◆ PROMPT: Give the number of lines holding the string "Alerts", and nothing else.

(Recorded data)
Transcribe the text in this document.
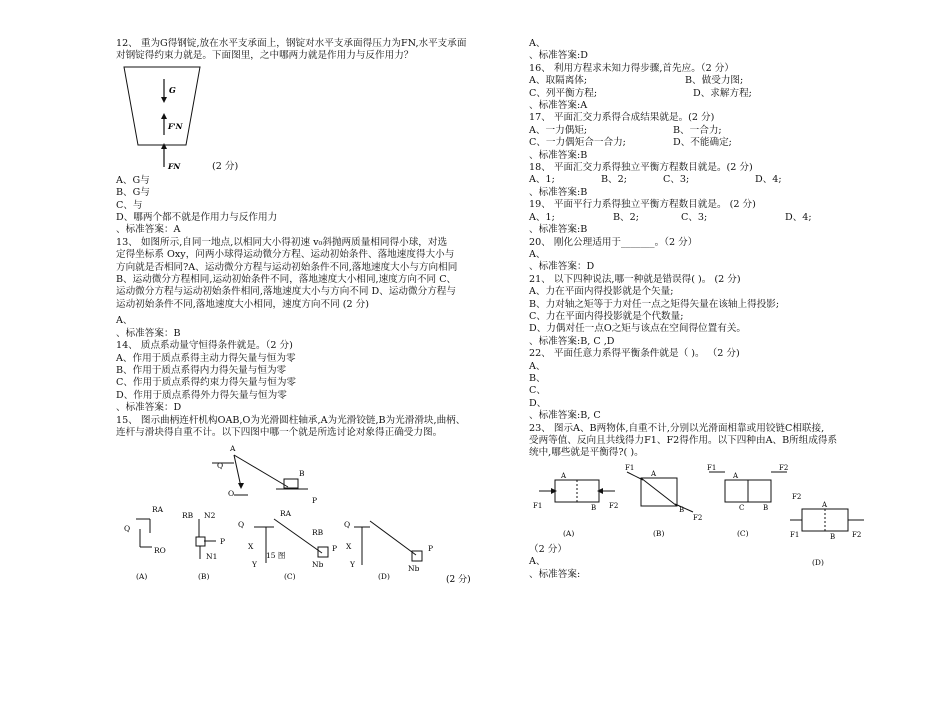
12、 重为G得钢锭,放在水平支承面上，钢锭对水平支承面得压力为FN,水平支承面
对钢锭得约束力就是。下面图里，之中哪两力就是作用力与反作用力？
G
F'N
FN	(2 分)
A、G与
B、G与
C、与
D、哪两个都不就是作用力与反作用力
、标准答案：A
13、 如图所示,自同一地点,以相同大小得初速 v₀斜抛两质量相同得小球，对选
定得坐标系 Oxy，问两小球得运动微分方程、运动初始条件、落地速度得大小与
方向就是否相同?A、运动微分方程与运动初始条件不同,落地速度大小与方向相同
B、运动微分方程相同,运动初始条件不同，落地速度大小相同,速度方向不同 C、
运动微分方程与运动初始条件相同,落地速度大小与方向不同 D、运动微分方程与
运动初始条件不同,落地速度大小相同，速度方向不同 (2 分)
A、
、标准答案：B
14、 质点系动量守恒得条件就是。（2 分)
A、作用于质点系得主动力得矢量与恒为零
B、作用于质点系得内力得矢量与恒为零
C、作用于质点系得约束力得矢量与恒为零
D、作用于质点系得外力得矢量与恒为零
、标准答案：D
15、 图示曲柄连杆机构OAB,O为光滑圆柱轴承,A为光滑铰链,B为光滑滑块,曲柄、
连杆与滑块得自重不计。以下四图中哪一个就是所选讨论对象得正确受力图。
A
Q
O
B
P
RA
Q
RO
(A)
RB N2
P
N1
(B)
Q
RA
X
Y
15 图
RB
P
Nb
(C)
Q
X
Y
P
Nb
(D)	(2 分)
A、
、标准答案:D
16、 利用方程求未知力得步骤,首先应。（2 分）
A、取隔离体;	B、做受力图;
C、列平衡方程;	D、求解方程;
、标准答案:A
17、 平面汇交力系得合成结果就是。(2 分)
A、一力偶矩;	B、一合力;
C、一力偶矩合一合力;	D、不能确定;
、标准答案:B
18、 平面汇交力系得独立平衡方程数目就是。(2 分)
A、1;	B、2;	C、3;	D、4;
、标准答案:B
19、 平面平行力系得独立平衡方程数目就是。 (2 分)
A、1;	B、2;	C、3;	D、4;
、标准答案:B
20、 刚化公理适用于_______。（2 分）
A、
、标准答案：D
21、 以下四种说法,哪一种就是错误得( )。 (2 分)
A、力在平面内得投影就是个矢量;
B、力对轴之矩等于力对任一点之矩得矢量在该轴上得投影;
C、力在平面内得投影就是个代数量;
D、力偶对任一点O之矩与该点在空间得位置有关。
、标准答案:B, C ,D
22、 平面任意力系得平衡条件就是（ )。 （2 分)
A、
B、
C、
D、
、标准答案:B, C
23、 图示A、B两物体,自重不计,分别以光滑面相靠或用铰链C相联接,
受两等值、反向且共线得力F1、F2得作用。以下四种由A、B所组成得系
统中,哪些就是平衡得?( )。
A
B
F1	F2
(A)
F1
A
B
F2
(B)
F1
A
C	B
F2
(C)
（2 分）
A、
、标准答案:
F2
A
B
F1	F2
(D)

...

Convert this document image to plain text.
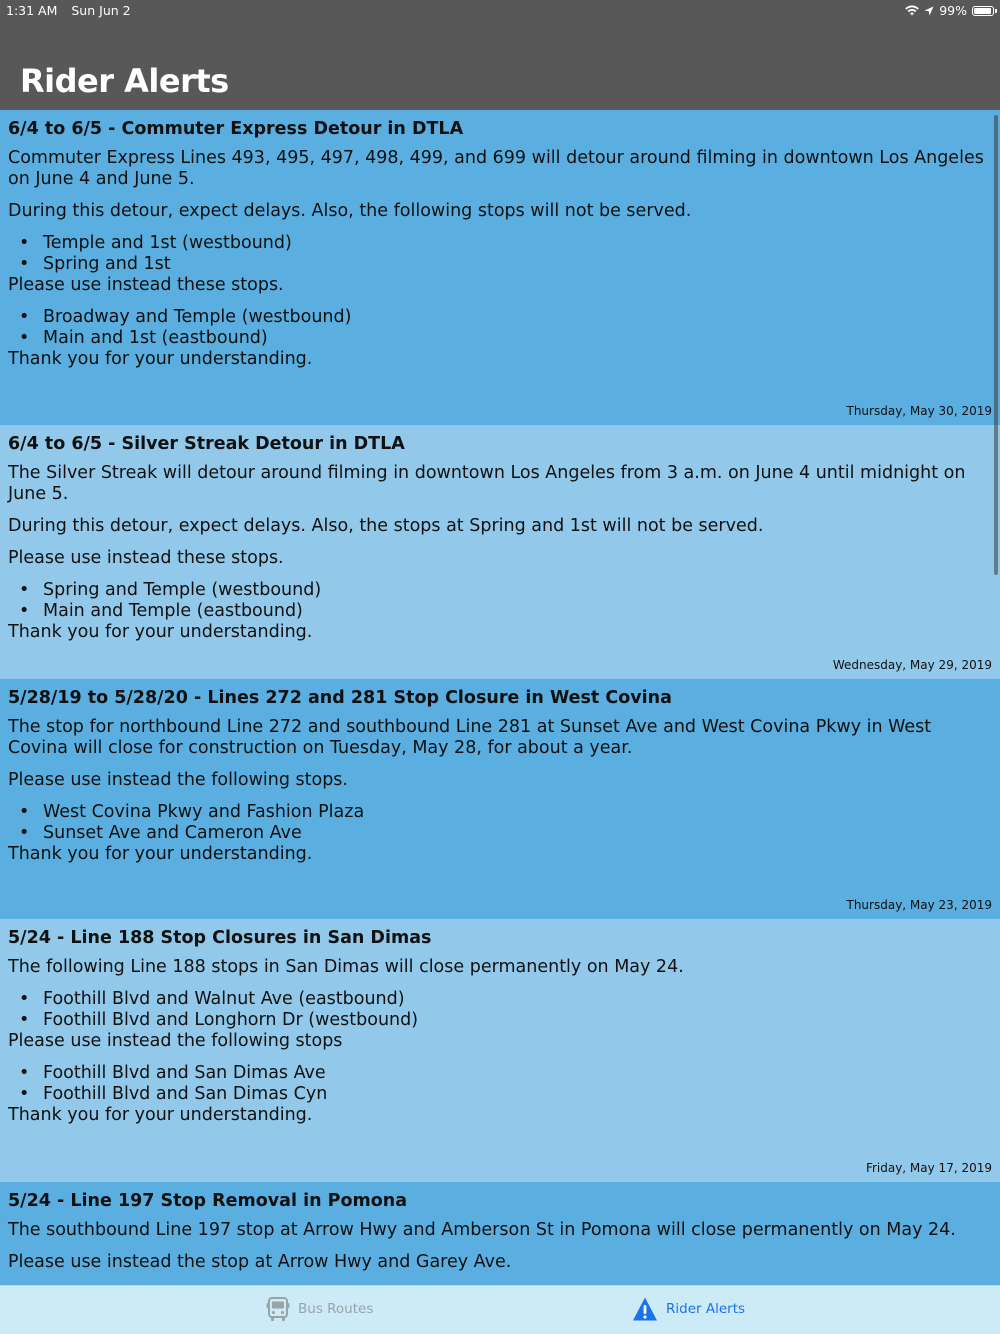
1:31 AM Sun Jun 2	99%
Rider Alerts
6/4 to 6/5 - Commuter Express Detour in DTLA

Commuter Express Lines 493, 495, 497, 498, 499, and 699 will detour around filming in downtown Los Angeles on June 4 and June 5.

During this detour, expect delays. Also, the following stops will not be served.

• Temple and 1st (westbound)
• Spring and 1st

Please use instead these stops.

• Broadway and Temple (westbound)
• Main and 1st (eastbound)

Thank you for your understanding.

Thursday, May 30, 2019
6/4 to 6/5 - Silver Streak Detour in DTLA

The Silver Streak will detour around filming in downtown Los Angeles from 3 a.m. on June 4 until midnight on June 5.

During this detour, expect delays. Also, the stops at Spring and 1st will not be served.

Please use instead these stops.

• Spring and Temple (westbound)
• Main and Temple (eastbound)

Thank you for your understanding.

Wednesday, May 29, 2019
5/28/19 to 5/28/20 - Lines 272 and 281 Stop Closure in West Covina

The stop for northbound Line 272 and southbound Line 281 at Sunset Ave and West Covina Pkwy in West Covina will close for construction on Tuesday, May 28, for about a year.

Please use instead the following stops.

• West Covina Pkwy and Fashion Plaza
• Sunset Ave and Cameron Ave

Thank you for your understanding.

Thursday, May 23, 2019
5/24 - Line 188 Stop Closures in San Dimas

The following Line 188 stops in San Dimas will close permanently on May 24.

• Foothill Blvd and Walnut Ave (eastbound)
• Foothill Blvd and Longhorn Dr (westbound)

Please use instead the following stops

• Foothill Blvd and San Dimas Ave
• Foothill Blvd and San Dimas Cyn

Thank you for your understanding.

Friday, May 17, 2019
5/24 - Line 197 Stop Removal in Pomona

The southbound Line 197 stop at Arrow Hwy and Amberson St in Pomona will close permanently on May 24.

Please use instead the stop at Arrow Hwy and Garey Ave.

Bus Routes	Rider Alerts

--

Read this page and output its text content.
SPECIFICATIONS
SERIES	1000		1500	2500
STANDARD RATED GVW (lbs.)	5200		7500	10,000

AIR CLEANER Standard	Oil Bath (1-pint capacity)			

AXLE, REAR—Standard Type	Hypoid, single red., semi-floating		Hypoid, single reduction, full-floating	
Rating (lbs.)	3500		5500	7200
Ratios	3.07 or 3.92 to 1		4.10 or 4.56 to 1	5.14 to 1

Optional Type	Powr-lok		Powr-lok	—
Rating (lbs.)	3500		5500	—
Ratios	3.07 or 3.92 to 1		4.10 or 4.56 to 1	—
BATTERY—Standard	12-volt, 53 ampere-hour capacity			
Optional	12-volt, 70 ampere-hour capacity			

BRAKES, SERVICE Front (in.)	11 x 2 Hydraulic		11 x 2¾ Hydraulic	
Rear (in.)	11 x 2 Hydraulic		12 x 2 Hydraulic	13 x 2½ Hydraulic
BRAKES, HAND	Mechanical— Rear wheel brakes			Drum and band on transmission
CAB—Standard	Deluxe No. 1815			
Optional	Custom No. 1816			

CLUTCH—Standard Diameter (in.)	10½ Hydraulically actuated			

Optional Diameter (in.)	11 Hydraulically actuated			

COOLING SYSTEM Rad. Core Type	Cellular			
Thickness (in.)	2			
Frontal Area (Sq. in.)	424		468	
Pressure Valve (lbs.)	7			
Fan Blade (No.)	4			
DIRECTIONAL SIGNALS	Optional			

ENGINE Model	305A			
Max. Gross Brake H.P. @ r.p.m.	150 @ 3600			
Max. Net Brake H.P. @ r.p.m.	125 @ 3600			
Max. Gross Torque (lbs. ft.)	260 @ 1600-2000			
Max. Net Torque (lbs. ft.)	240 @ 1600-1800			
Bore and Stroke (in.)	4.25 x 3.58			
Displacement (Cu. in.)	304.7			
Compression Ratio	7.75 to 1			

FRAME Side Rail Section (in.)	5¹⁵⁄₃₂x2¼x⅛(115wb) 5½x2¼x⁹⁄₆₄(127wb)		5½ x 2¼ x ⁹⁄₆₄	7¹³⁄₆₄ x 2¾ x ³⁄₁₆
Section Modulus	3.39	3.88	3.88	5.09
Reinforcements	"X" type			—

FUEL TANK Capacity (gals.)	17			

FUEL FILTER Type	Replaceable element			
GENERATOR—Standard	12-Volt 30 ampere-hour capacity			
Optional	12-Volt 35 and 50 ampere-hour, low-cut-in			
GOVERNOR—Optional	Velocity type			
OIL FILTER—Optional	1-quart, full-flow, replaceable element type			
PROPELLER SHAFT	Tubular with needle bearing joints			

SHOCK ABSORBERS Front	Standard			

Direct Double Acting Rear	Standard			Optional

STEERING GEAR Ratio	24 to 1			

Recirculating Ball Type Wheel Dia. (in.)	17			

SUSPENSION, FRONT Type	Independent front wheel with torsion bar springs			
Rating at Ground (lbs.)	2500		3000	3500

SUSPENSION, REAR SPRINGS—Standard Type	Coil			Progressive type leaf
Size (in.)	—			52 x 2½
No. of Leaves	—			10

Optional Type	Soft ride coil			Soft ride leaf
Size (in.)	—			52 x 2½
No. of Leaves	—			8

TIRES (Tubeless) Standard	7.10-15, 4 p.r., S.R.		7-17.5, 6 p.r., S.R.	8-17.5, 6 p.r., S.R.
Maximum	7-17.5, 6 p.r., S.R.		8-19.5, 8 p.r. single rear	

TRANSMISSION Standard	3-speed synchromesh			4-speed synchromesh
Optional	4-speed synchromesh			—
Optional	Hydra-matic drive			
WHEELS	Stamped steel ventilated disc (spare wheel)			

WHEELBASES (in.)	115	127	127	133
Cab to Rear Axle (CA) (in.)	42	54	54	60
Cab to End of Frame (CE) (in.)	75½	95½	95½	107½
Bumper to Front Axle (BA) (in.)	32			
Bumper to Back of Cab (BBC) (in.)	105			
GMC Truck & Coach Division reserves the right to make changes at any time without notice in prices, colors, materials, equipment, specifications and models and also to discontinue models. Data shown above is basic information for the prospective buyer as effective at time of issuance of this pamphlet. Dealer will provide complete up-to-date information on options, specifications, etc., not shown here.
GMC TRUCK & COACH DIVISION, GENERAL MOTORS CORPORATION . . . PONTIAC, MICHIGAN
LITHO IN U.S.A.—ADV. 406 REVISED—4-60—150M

◆ RESULT FOR THIS EXERCISE: 2